What the task requires> Work out how many lines in the entries contain the string "JSON", and give nothing but that number.

--

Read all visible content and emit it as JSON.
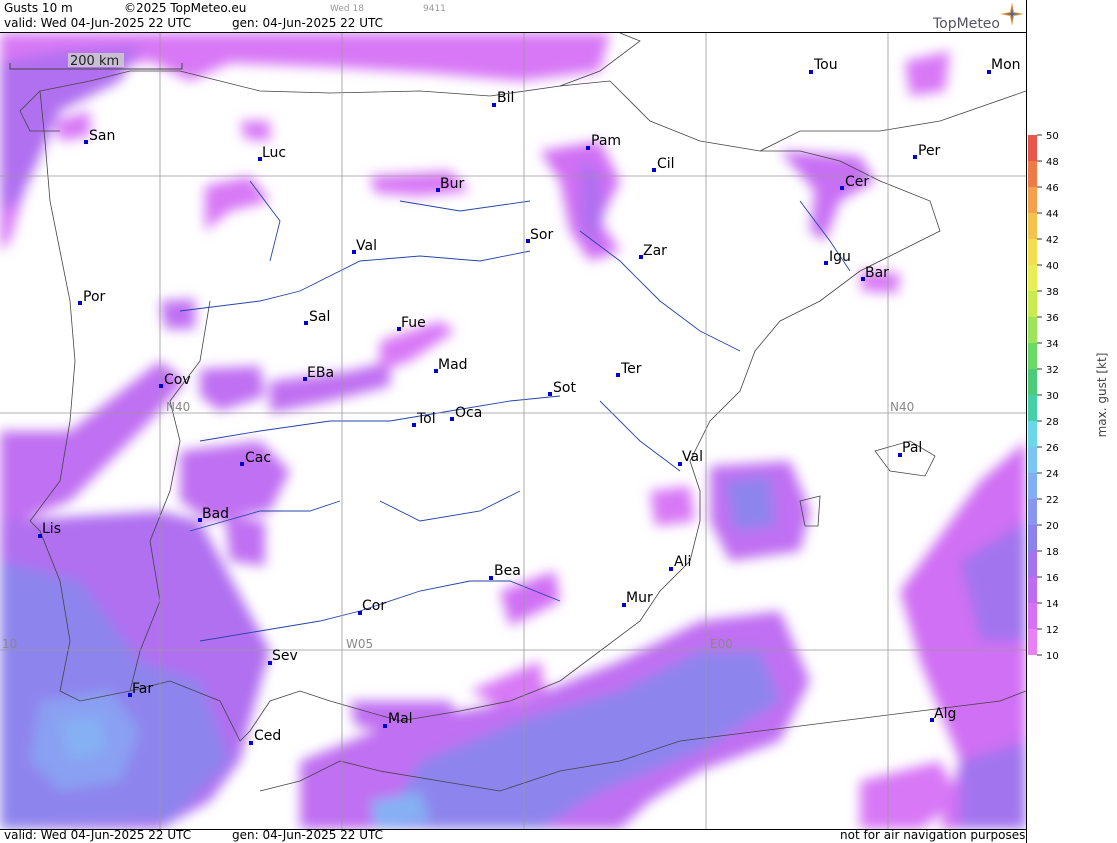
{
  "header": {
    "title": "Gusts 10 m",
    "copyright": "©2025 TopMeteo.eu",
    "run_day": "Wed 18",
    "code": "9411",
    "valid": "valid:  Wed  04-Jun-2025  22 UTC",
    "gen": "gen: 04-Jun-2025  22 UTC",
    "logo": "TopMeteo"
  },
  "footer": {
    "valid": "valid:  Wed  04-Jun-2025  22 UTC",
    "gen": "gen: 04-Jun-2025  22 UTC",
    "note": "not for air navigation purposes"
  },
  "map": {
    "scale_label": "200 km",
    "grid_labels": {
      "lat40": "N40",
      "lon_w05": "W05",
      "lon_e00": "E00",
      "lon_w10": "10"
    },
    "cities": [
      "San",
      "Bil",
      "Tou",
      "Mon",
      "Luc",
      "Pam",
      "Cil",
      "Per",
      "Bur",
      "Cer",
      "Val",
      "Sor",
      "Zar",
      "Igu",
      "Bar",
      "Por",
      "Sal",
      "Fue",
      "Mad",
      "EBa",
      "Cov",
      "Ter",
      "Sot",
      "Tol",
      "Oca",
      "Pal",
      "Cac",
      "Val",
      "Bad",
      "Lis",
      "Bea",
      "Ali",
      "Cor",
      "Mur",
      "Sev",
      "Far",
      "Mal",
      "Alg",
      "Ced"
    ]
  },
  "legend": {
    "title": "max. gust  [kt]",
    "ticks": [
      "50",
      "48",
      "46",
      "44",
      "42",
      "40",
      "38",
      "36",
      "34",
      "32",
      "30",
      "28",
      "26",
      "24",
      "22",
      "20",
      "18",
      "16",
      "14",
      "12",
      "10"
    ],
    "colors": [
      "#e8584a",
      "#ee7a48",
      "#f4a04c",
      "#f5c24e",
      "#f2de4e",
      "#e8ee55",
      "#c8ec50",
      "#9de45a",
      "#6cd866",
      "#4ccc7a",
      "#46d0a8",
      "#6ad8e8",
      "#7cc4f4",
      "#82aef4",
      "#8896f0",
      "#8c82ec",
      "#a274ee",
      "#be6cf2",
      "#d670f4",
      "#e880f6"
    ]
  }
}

--

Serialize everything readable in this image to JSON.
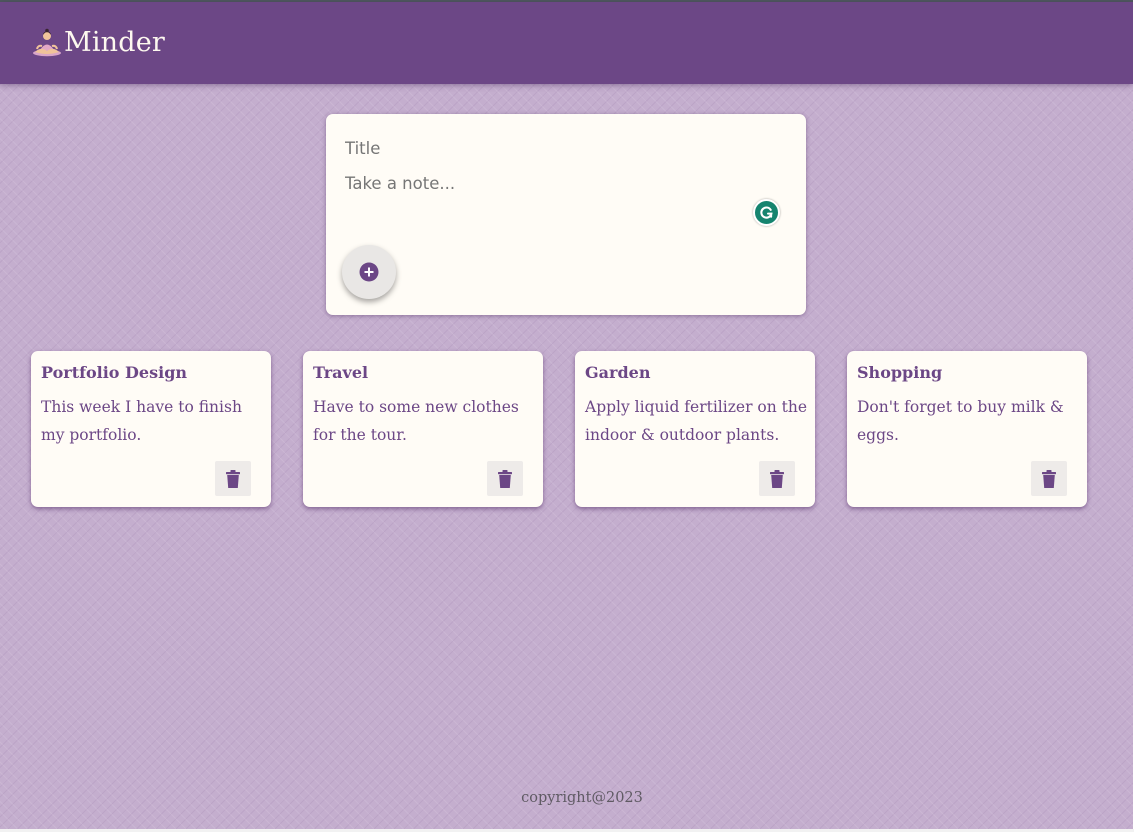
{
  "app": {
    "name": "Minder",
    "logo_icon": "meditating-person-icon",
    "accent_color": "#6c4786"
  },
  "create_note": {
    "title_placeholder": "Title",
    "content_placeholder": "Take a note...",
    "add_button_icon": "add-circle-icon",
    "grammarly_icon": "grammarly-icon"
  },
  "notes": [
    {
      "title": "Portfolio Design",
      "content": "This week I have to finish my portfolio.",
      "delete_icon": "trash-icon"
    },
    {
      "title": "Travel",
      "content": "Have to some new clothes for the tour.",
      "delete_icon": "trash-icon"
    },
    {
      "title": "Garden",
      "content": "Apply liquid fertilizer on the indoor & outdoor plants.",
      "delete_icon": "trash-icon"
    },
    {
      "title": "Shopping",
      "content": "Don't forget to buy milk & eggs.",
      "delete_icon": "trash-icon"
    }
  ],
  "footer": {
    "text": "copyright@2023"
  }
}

--

Answer for this exercise> 2